YOUR TASK: Locate the lines of the listing below that hold "Standard", then copy each of them.

* begin PROVIDED DATA *

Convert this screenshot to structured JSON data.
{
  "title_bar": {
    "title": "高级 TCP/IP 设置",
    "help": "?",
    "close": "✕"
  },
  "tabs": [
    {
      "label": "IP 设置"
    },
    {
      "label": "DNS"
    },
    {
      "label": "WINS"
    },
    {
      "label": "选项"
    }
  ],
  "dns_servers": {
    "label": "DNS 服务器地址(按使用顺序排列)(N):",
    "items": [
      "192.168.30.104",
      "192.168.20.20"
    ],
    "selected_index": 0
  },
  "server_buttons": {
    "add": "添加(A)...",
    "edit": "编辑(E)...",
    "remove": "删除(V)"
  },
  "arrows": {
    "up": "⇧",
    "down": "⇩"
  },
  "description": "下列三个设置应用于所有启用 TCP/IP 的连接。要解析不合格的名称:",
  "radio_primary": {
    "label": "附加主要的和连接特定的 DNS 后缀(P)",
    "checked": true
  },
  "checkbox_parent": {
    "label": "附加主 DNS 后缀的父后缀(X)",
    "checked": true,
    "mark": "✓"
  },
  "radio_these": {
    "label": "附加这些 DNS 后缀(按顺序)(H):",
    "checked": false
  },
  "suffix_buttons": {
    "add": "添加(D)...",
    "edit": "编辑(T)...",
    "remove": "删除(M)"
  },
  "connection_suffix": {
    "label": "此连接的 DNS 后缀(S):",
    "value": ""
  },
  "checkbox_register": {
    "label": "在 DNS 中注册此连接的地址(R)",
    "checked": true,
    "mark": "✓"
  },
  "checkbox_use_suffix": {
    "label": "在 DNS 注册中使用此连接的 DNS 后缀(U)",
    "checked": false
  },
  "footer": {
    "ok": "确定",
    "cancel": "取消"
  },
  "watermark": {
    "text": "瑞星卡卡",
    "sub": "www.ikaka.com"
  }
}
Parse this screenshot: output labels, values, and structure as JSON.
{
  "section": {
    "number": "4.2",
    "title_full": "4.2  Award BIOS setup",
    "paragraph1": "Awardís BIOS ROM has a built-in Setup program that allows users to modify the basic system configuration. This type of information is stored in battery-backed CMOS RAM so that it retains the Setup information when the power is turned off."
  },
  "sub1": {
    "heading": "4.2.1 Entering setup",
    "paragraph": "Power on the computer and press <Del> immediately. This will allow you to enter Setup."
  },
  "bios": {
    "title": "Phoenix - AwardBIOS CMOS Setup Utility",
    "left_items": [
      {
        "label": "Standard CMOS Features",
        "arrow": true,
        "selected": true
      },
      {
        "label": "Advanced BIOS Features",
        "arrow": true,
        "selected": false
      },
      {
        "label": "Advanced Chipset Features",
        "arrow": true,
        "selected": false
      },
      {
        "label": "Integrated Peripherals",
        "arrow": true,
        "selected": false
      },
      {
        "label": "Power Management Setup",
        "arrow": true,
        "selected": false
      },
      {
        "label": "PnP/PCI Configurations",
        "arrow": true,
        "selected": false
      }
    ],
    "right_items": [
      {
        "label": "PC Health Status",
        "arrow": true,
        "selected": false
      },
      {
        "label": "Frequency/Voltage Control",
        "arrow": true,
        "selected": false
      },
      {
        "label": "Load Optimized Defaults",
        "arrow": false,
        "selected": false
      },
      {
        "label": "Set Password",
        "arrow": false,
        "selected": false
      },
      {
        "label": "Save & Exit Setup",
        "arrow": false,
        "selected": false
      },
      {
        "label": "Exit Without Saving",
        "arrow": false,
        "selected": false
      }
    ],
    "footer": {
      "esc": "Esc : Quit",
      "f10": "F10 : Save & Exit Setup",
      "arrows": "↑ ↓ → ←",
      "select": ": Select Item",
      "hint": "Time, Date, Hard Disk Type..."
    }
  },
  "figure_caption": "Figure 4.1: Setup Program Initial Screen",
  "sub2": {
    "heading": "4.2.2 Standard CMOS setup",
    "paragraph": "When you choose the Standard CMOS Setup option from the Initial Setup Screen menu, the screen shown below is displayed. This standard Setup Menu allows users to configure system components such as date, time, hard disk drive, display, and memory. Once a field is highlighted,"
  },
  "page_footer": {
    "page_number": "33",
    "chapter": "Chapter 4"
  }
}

* end PROVIDED DATA *

THE ANSWER:
        "label": "Standard CMOS Features",
    "heading": "4.2.2 Standard CMOS setup",
    "paragraph": "When you choose the Standard CMOS Setup option from the Initial Setup Screen menu, the screen shown below is displayed. This standard Setup Menu allows users to configure system components such as date, time, hard disk drive, display, and memory. Once a field is highlighted,"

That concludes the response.